The exercise. All the data should be repeated exactly. Any image in it is left out.

Records supplied.
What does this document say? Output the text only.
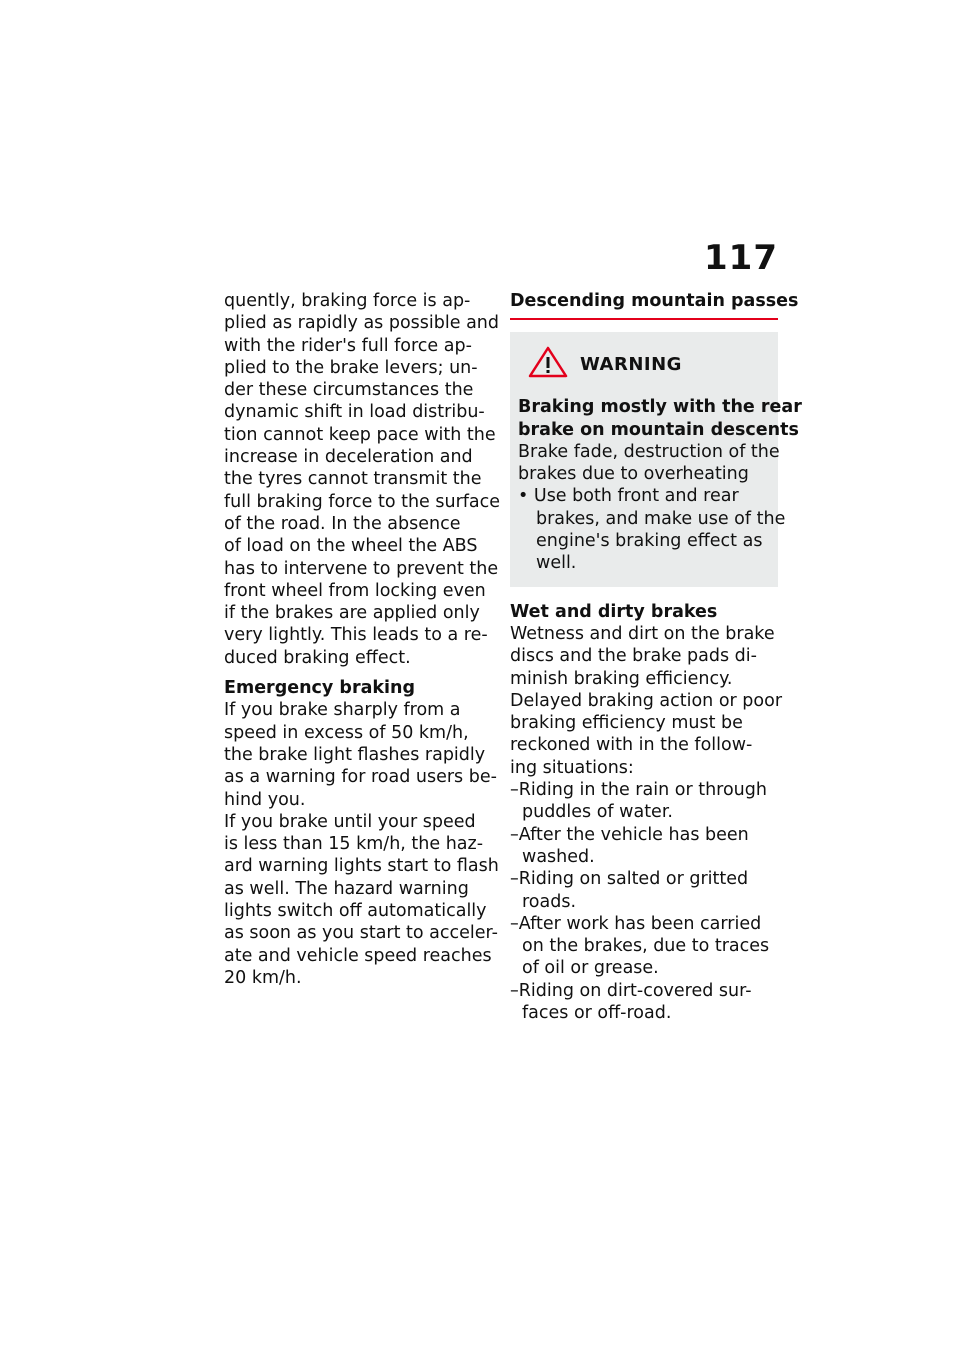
117
quently, braking force is ap-
plied as rapidly as possible and
with the rider's full force ap-
plied to the brake levers; un-
der these circumstances the
dynamic shift in load distribu-
tion cannot keep pace with the
increase in deceleration and
the tyres cannot transmit the
full braking force to the surface
of the road. In the absence
of load on the wheel the ABS
has to intervene to prevent the
front wheel from locking even
if the brakes are applied only
very lightly. This leads to a re-
duced braking effect.
Emergency braking
If you brake sharply from a
speed in excess of 50 km/h,
the brake light flashes rapidly
as a warning for road users be-
hind you.
If you brake until your speed
is less than 15 km/h, the haz-
ard warning lights start to flash
as well. The hazard warning
lights switch off automatically
as soon as you start to acceler-
ate and vehicle speed reaches
20 km/h.
Descending mountain passes
WARNING
Braking mostly with the rear
brake on mountain descents
Brake fade, destruction of the
brakes due to overheating
• Use both front and rear
brakes, and make use of the
engine's braking effect as
well.
Wet and dirty brakes
Wetness and dirt on the brake
discs and the brake pads di-
minish braking efficiency.
Delayed braking action or poor
braking efficiency must be
reckoned with in the follow-
ing situations:
–Riding in the rain or through
puddles of water.
–After the vehicle has been
washed.
–Riding on salted or gritted
roads.
–After work has been carried
on the brakes, due to traces
of oil or grease.
–Riding on dirt-covered sur-
faces or off-road.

Result of the exercise.
What does this document say? Output the text only.
117
quently, braking force is ap-
plied as rapidly as possible and
with the rider's full force ap-
plied to the brake levers; un-
der these circumstances the
dynamic shift in load distribu-
tion cannot keep pace with the
increase in deceleration and
the tyres cannot transmit the
full braking force to the surface
of the road. In the absence
of load on the wheel the ABS
has to intervene to prevent the
front wheel from locking even
if the brakes are applied only
very lightly. This leads to a re-
duced braking effect.
Emergency braking
If you brake sharply from a
speed in excess of 50 km/h,
the brake light flashes rapidly
as a warning for road users be-
hind you.
If you brake until your speed
is less than 15 km/h, the haz-
ard warning lights start to flash
as well. The hazard warning
lights switch off automatically
as soon as you start to acceler-
ate and vehicle speed reaches
20 km/h.
Descending mountain passes
WARNING
Braking mostly with the rear
brake on mountain descents
Brake fade, destruction of the
brakes due to overheating
• Use both front and rear
brakes, and make use of the
engine's braking effect as
well.
Wet and dirty brakes
Wetness and dirt on the brake
discs and the brake pads di-
minish braking efficiency.
Delayed braking action or poor
braking efficiency must be
reckoned with in the follow-
ing situations:
–Riding in the rain or through
puddles of water.
–After the vehicle has been
washed.
–Riding on salted or gritted
roads.
–After work has been carried
on the brakes, due to traces
of oil or grease.
–Riding on dirt-covered sur-
faces or off-road.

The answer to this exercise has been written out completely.